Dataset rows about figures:
<<<<
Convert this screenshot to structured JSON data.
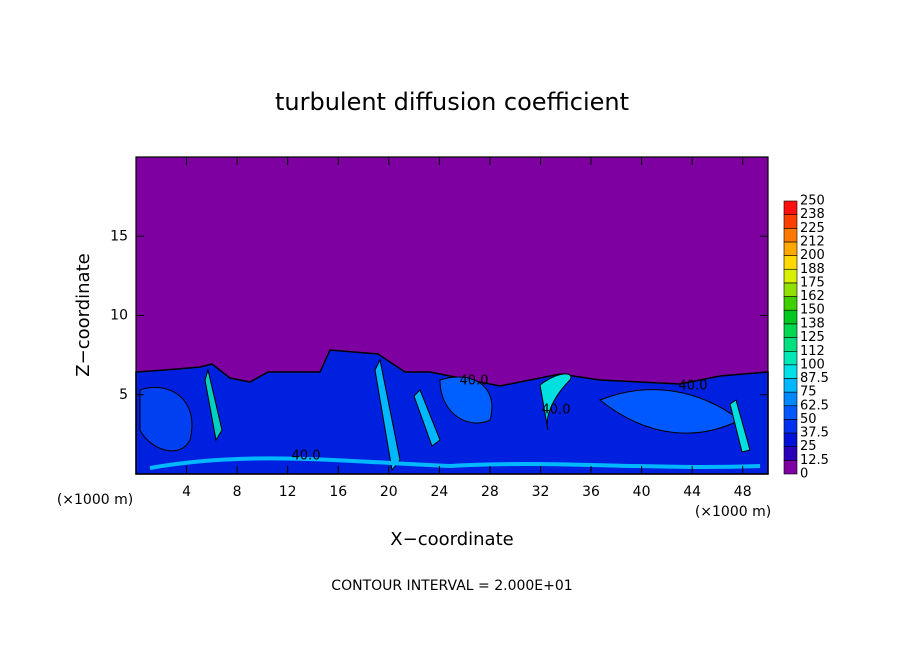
{
  "chart_data": {
    "type": "contour",
    "title": "turbulent diffusion coefficient",
    "xlabel": "X−coordinate",
    "ylabel": "Z−coordinate",
    "x_unit": "(×1000 m)",
    "x_unit_right": "(×1000 m)",
    "footer": "CONTOUR INTERVAL = 2.000E+01",
    "contour_labels": [
      "40.0",
      "40.0",
      "40.0",
      "40.0"
    ],
    "xlim": [
      0,
      50
    ],
    "xticks": [
      4,
      8,
      12,
      16,
      20,
      24,
      28,
      32,
      36,
      40,
      44,
      48
    ],
    "ylim": [
      0,
      20
    ],
    "yticks": [
      5,
      10,
      15
    ],
    "background_color": "#7f00a0",
    "colorbar": {
      "ticks": [
        0,
        12.5,
        25,
        37.5,
        50,
        62.5,
        75,
        87.5,
        100,
        112,
        125,
        {
          "value": 137.5,
          "label": "138"
        },
        150,
        {
          "value": 162.5,
          "label": "162"
        },
        175,
        {
          "value": 187.5,
          "label": "188"
        },
        200,
        {
          "value": 212.5,
          "label": "212"
        },
        225,
        {
          "value": 237.5,
          "label": "238"
        },
        250
      ],
      "colors": [
        "#7f00a0",
        "#2a00b8",
        "#0010d8",
        "#0030f0",
        "#0058ff",
        "#0088ff",
        "#00b8ff",
        "#00e0e8",
        "#00e8b8",
        "#00e080",
        "#00d850",
        "#00c820",
        "#40d000",
        "#90e000",
        "#d8f000",
        "#ffd800",
        "#ffa800",
        "#ff7800",
        "#ff4000",
        "#ff1010"
      ]
    }
  }
}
>>>>
**WORK INSTRUCTIONS:** Output all of the records exactly as they appear above, but not the pictures.

**RESULT FOR THIS EXERCISE:**
Convert this screenshot to structured JSON data.
{
  "chart_data": {
    "type": "contour",
    "title": "turbulent diffusion coefficient",
    "xlabel": "X−coordinate",
    "ylabel": "Z−coordinate",
    "x_unit": "(×1000 m)",
    "x_unit_right": "(×1000 m)",
    "footer": "CONTOUR INTERVAL = 2.000E+01",
    "contour_labels": [
      "40.0",
      "40.0",
      "40.0",
      "40.0"
    ],
    "xlim": [
      0,
      50
    ],
    "xticks": [
      4,
      8,
      12,
      16,
      20,
      24,
      28,
      32,
      36,
      40,
      44,
      48
    ],
    "ylim": [
      0,
      20
    ],
    "yticks": [
      5,
      10,
      15
    ],
    "background_color": "#7f00a0",
    "colorbar": {
      "ticks": [
        0,
        12.5,
        25,
        37.5,
        50,
        62.5,
        75,
        87.5,
        100,
        112,
        125,
        {
          "value": 137.5,
          "label": "138"
        },
        150,
        {
          "value": 162.5,
          "label": "162"
        },
        175,
        {
          "value": 187.5,
          "label": "188"
        },
        200,
        {
          "value": 212.5,
          "label": "212"
        },
        225,
        {
          "value": 237.5,
          "label": "238"
        },
        250
      ],
      "colors": [
        "#7f00a0",
        "#2a00b8",
        "#0010d8",
        "#0030f0",
        "#0058ff",
        "#0088ff",
        "#00b8ff",
        "#00e0e8",
        "#00e8b8",
        "#00e080",
        "#00d850",
        "#00c820",
        "#40d000",
        "#90e000",
        "#d8f000",
        "#ffd800",
        "#ffa800",
        "#ff7800",
        "#ff4000",
        "#ff1010"
      ]
    }
  }
}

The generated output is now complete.